Can you give all the records again without altering a single character?

-- Start of THE RECORDS --

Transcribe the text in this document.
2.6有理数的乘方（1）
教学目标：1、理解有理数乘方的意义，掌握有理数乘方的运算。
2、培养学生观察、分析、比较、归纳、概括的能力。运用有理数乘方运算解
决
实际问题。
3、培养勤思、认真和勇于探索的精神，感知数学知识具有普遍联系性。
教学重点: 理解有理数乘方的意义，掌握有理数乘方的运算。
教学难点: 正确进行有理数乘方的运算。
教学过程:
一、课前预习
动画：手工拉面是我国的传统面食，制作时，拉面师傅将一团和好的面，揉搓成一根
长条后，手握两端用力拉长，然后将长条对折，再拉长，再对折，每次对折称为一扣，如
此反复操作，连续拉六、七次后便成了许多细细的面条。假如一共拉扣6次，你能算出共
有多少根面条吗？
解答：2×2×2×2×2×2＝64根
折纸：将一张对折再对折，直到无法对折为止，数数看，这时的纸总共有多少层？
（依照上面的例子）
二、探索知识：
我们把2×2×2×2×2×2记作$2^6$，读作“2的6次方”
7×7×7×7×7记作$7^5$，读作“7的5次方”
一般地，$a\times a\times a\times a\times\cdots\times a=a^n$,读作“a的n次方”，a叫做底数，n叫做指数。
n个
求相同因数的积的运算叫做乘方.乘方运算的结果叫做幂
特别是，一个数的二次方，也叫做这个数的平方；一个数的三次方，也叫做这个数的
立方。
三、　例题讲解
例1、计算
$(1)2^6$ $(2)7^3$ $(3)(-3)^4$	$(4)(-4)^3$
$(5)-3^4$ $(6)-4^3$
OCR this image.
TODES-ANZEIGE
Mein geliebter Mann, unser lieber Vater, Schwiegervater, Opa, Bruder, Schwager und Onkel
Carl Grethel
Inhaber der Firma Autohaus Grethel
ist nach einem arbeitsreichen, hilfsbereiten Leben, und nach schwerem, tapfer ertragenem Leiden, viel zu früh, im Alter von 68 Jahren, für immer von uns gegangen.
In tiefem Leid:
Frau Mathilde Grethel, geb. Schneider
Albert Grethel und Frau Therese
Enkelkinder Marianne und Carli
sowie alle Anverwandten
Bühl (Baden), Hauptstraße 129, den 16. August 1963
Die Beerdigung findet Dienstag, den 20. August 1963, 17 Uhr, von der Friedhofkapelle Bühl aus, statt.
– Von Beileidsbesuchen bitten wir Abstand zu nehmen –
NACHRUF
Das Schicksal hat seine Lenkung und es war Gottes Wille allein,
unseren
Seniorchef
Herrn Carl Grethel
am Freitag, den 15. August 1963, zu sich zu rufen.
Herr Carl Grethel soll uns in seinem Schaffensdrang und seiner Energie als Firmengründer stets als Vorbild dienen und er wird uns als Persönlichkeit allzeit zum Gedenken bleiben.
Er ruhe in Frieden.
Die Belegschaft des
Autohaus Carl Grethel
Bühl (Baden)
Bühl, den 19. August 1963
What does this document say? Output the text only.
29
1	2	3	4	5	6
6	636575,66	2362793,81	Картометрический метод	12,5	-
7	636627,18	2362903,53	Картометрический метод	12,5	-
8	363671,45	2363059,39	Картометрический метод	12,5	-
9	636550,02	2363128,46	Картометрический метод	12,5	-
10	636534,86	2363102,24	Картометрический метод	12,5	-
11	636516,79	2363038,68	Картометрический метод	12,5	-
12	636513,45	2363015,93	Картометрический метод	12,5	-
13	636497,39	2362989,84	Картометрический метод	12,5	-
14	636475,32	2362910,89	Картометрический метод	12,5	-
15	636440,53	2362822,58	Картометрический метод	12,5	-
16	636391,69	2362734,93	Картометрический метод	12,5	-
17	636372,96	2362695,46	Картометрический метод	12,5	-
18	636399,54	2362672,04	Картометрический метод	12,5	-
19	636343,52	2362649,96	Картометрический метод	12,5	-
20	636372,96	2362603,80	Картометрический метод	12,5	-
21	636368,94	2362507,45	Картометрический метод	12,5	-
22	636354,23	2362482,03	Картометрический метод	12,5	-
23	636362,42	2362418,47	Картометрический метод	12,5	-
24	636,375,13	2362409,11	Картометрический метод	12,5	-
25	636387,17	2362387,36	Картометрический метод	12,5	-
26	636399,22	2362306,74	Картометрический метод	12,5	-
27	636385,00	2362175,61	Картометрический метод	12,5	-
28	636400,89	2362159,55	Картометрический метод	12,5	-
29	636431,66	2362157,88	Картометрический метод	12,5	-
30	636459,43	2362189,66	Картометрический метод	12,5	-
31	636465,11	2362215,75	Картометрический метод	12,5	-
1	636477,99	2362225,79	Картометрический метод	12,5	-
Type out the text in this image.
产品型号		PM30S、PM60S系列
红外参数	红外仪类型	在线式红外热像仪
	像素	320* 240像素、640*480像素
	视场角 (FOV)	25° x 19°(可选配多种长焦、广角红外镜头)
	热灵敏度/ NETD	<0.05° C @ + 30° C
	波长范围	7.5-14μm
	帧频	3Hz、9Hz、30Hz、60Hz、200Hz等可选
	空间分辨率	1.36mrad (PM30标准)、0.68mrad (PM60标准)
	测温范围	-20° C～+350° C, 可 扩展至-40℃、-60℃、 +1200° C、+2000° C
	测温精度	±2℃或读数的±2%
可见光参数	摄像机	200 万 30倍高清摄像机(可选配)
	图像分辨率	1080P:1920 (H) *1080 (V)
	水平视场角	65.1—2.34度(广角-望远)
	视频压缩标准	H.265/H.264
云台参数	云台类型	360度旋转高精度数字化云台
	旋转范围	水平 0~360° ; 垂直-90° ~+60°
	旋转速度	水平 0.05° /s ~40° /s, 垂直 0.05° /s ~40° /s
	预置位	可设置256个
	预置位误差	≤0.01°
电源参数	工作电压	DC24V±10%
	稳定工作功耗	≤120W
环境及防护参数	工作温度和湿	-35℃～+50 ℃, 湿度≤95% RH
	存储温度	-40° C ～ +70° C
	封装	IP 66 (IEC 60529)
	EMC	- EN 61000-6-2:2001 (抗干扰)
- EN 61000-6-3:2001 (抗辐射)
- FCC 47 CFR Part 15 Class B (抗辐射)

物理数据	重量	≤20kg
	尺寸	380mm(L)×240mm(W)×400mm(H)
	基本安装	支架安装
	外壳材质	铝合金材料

-- End of THE RECORDS --

▸ **ANSWER TO THE PROBLEM**
Transcribe the text in this document.
2.6有理数的乘方（1）
教学目标：1、理解有理数乘方的意义，掌握有理数乘方的运算。
2、培养学生观察、分析、比较、归纳、概括的能力。运用有理数乘方运算解
决
实际问题。
3、培养勤思、认真和勇于探索的精神，感知数学知识具有普遍联系性。
教学重点: 理解有理数乘方的意义，掌握有理数乘方的运算。
教学难点: 正确进行有理数乘方的运算。
教学过程:
一、课前预习
动画：手工拉面是我国的传统面食，制作时，拉面师傅将一团和好的面，揉搓成一根
长条后，手握两端用力拉长，然后将长条对折，再拉长，再对折，每次对折称为一扣，如
此反复操作，连续拉六、七次后便成了许多细细的面条。假如一共拉扣6次，你能算出共
有多少根面条吗？
解答：2×2×2×2×2×2＝64根
折纸：将一张对折再对折，直到无法对折为止，数数看，这时的纸总共有多少层？
（依照上面的例子）
二、探索知识：
我们把2×2×2×2×2×2记作$2^6$，读作“2的6次方”
7×7×7×7×7记作$7^5$，读作“7的5次方”
一般地，$a\times a\times a\times a\times\cdots\times a=a^n$,读作“a的n次方”，a叫做底数，n叫做指数。
n个
求相同因数的积的运算叫做乘方.乘方运算的结果叫做幂
特别是，一个数的二次方，也叫做这个数的平方；一个数的三次方，也叫做这个数的
立方。
三、　例题讲解
例1、计算
$(1)2^6$ $(2)7^3$ $(3)(-3)^4$	$(4)(-4)^3$
$(5)-3^4$ $(6)-4^3$
OCR this image.
TODES-ANZEIGE
Mein geliebter Mann, unser lieber Vater, Schwiegervater, Opa, Bruder, Schwager und Onkel
Carl Grethel
Inhaber der Firma Autohaus Grethel
ist nach einem arbeitsreichen, hilfsbereiten Leben, und nach schwerem, tapfer ertragenem Leiden, viel zu früh, im Alter von 68 Jahren, für immer von uns gegangen.
In tiefem Leid:
Frau Mathilde Grethel, geb. Schneider
Albert Grethel und Frau Therese
Enkelkinder Marianne und Carli
sowie alle Anverwandten
Bühl (Baden), Hauptstraße 129, den 16. August 1963
Die Beerdigung findet Dienstag, den 20. August 1963, 17 Uhr, von der Friedhofkapelle Bühl aus, statt.
– Von Beileidsbesuchen bitten wir Abstand zu nehmen –
NACHRUF
Das Schicksal hat seine Lenkung und es war Gottes Wille allein,
unseren
Seniorchef
Herrn Carl Grethel
am Freitag, den 15. August 1963, zu sich zu rufen.
Herr Carl Grethel soll uns in seinem Schaffensdrang und seiner Energie als Firmengründer stets als Vorbild dienen und er wird uns als Persönlichkeit allzeit zum Gedenken bleiben.
Er ruhe in Frieden.
Die Belegschaft des
Autohaus Carl Grethel
Bühl (Baden)
Bühl, den 19. August 1963
What does this document say? Output the text only.
29
1	2	3	4	5	6
6	636575,66	2362793,81	Картометрический метод	12,5	-
7	636627,18	2362903,53	Картометрический метод	12,5	-
8	363671,45	2363059,39	Картометрический метод	12,5	-
9	636550,02	2363128,46	Картометрический метод	12,5	-
10	636534,86	2363102,24	Картометрический метод	12,5	-
11	636516,79	2363038,68	Картометрический метод	12,5	-
12	636513,45	2363015,93	Картометрический метод	12,5	-
13	636497,39	2362989,84	Картометрический метод	12,5	-
14	636475,32	2362910,89	Картометрический метод	12,5	-
15	636440,53	2362822,58	Картометрический метод	12,5	-
16	636391,69	2362734,93	Картометрический метод	12,5	-
17	636372,96	2362695,46	Картометрический метод	12,5	-
18	636399,54	2362672,04	Картометрический метод	12,5	-
19	636343,52	2362649,96	Картометрический метод	12,5	-
20	636372,96	2362603,80	Картометрический метод	12,5	-
21	636368,94	2362507,45	Картометрический метод	12,5	-
22	636354,23	2362482,03	Картометрический метод	12,5	-
23	636362,42	2362418,47	Картометрический метод	12,5	-
24	636,375,13	2362409,11	Картометрический метод	12,5	-
25	636387,17	2362387,36	Картометрический метод	12,5	-
26	636399,22	2362306,74	Картометрический метод	12,5	-
27	636385,00	2362175,61	Картометрический метод	12,5	-
28	636400,89	2362159,55	Картометрический метод	12,5	-
29	636431,66	2362157,88	Картометрический метод	12,5	-
30	636459,43	2362189,66	Картометрический метод	12,5	-
31	636465,11	2362215,75	Картометрический метод	12,5	-
1	636477,99	2362225,79	Картометрический метод	12,5	-
Type out the text in this image.
产品型号		PM30S、PM60S系列
红外参数	红外仪类型	在线式红外热像仪
	像素	320* 240像素、640*480像素
	视场角 (FOV)	25° x 19°(可选配多种长焦、广角红外镜头)
	热灵敏度/ NETD	<0.05° C @ + 30° C
	波长范围	7.5-14μm
	帧频	3Hz、9Hz、30Hz、60Hz、200Hz等可选
	空间分辨率	1.36mrad (PM30标准)、0.68mrad (PM60标准)
	测温范围	-20° C～+350° C, 可 扩展至-40℃、-60℃、 +1200° C、+2000° C
	测温精度	±2℃或读数的±2%
可见光参数	摄像机	200 万 30倍高清摄像机(可选配)
	图像分辨率	1080P:1920 (H) *1080 (V)
	水平视场角	65.1—2.34度(广角-望远)
	视频压缩标准	H.265/H.264
云台参数	云台类型	360度旋转高精度数字化云台
	旋转范围	水平 0~360° ; 垂直-90° ~+60°
	旋转速度	水平 0.05° /s ~40° /s, 垂直 0.05° /s ~40° /s
	预置位	可设置256个
	预置位误差	≤0.01°
电源参数	工作电压	DC24V±10%
	稳定工作功耗	≤120W
环境及防护参数	工作温度和湿	-35℃～+50 ℃, 湿度≤95% RH
	存储温度	-40° C ～ +70° C
	封装	IP 66 (IEC 60529)
	EMC	- EN 61000-6-2:2001 (抗干扰)
- EN 61000-6-3:2001 (抗辐射)
- FCC 47 CFR Part 15 Class B (抗辐射)

物理数据	重量	≤20kg
	尺寸	380mm(L)×240mm(W)×400mm(H)
	基本安装	支架安装
	外壳材质	铝合金材料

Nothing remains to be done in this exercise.